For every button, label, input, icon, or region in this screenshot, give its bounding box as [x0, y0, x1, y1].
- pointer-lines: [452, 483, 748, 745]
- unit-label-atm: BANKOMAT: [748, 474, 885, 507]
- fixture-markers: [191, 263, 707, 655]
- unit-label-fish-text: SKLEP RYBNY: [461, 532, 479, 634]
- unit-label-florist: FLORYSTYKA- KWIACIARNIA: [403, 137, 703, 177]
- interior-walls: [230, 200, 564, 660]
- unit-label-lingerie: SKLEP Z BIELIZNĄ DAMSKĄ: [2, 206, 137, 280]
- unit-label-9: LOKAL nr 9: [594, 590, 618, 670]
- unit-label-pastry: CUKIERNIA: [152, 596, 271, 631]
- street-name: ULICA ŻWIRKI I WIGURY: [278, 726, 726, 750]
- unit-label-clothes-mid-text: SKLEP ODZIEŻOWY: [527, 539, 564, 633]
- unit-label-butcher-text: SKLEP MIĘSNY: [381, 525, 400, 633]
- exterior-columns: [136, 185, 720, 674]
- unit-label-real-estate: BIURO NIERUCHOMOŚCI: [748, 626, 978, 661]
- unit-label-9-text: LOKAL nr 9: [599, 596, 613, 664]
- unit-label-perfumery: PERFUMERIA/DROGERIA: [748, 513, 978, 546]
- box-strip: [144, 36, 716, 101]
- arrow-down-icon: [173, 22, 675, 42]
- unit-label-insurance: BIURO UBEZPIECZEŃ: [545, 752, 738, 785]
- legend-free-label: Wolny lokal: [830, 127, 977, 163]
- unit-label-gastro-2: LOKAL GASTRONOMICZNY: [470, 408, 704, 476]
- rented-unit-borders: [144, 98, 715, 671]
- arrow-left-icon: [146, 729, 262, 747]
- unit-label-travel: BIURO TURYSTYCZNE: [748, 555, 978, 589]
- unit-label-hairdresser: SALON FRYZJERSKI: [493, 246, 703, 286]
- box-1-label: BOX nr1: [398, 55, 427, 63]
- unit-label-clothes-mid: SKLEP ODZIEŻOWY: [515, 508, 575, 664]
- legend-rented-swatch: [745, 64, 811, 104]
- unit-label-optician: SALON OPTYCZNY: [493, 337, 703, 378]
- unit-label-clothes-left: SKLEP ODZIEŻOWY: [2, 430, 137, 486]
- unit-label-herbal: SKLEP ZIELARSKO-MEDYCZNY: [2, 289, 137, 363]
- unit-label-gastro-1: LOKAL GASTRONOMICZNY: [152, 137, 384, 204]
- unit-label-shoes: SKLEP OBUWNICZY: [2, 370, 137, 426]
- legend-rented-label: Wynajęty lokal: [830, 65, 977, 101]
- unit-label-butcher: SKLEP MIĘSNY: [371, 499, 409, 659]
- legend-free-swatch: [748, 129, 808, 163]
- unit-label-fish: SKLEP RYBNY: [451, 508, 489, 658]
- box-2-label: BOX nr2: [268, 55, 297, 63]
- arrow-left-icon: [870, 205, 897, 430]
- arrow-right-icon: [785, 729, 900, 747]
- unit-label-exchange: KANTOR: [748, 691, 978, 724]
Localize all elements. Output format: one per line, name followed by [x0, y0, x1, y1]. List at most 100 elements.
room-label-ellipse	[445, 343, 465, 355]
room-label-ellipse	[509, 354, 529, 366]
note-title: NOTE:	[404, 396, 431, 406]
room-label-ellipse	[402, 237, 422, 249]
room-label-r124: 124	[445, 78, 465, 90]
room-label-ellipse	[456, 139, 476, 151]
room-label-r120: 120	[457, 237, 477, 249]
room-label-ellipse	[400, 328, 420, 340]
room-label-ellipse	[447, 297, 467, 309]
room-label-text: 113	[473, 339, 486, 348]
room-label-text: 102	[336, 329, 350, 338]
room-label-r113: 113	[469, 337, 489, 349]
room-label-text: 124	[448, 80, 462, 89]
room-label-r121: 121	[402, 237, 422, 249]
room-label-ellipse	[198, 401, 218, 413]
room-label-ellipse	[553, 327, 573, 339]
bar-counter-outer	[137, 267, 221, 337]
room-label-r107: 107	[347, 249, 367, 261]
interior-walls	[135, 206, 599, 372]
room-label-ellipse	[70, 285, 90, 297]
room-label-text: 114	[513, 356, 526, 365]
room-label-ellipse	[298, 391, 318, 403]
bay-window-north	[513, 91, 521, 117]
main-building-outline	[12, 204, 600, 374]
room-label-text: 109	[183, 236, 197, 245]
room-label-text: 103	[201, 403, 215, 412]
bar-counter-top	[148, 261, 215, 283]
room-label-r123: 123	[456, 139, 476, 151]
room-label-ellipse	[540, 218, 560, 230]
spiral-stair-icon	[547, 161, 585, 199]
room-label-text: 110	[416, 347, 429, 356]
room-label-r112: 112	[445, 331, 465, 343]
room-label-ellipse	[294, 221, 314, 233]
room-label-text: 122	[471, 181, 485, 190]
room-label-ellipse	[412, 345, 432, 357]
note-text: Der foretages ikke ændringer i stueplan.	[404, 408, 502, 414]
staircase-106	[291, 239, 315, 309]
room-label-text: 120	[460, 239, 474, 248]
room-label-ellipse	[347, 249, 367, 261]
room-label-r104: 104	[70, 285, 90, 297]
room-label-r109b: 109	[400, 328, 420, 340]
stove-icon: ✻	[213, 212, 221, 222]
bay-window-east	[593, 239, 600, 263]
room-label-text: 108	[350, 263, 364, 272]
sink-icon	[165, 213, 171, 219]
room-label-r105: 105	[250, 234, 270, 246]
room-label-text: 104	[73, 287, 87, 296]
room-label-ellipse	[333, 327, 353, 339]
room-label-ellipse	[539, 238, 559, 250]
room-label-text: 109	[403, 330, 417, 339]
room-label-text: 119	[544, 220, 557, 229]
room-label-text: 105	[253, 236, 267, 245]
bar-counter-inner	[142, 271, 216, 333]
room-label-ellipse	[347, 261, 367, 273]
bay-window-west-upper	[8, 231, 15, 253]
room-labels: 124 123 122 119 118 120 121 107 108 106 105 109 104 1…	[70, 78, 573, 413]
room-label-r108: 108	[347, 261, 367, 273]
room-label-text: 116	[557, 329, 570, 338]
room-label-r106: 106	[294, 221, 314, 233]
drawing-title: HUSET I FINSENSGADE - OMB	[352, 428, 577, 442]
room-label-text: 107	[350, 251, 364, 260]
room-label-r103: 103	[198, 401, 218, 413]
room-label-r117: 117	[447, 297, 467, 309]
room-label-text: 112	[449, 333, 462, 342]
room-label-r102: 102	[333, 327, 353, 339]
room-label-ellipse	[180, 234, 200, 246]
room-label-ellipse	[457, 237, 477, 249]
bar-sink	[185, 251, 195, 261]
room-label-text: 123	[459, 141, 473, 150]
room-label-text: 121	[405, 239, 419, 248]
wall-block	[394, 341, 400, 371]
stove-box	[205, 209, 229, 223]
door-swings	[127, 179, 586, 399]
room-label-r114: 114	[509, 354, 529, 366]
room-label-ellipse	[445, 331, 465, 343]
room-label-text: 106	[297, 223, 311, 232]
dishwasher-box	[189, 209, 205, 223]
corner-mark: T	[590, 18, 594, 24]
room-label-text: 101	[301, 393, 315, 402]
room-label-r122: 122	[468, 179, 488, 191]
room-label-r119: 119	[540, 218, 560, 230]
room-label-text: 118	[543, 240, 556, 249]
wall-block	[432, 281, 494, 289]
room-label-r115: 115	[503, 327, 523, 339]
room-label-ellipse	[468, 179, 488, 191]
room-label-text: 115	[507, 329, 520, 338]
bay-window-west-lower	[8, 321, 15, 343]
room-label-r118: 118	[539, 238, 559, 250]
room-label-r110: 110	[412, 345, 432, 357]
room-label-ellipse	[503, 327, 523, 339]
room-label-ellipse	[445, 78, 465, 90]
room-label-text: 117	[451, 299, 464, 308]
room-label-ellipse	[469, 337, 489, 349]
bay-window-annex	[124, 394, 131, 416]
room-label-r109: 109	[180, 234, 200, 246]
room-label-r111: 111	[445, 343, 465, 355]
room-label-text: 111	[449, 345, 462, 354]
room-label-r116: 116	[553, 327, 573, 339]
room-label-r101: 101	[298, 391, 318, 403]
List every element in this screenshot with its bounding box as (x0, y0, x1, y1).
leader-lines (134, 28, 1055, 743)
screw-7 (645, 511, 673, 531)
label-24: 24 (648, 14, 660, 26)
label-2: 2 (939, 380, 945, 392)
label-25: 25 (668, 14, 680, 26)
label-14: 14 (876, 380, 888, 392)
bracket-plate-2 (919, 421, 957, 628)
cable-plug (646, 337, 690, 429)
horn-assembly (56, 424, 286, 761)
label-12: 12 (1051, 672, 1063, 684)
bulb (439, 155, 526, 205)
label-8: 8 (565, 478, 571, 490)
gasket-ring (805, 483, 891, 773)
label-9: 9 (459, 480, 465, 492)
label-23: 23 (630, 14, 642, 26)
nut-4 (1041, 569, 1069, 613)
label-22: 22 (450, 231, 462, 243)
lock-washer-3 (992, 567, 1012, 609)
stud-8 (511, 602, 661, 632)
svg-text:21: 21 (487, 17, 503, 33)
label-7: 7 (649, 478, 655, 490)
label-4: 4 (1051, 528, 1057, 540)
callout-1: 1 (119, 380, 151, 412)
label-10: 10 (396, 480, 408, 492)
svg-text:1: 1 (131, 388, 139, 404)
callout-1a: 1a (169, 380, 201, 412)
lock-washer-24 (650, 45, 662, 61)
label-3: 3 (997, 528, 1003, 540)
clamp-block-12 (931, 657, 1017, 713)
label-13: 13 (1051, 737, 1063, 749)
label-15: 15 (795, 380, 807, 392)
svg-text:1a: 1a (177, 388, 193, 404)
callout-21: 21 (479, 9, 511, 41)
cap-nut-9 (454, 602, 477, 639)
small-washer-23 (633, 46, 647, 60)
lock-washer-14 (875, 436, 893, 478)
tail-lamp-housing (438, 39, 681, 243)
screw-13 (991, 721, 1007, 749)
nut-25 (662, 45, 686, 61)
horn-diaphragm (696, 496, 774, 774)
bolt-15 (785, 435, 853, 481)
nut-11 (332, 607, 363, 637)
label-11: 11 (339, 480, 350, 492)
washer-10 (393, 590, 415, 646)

▶ [STATED EXERCISE]: Copy out the entries word for word, from the very first line down to and including the line that contains "- unit-label-fish-text: SKLEP".

▶ [REPLY TO THE EXERCISE]:
For every button, label, input, icon, or region in this screenshot, give its bounding box as [x0, y0, x1, y1].
- pointer-lines: [452, 483, 748, 745]
- unit-label-atm: BANKOMAT: [748, 474, 885, 507]
- fixture-markers: [191, 263, 707, 655]
- unit-label-fish-text: SKLEP RYBNY: [461, 532, 479, 634]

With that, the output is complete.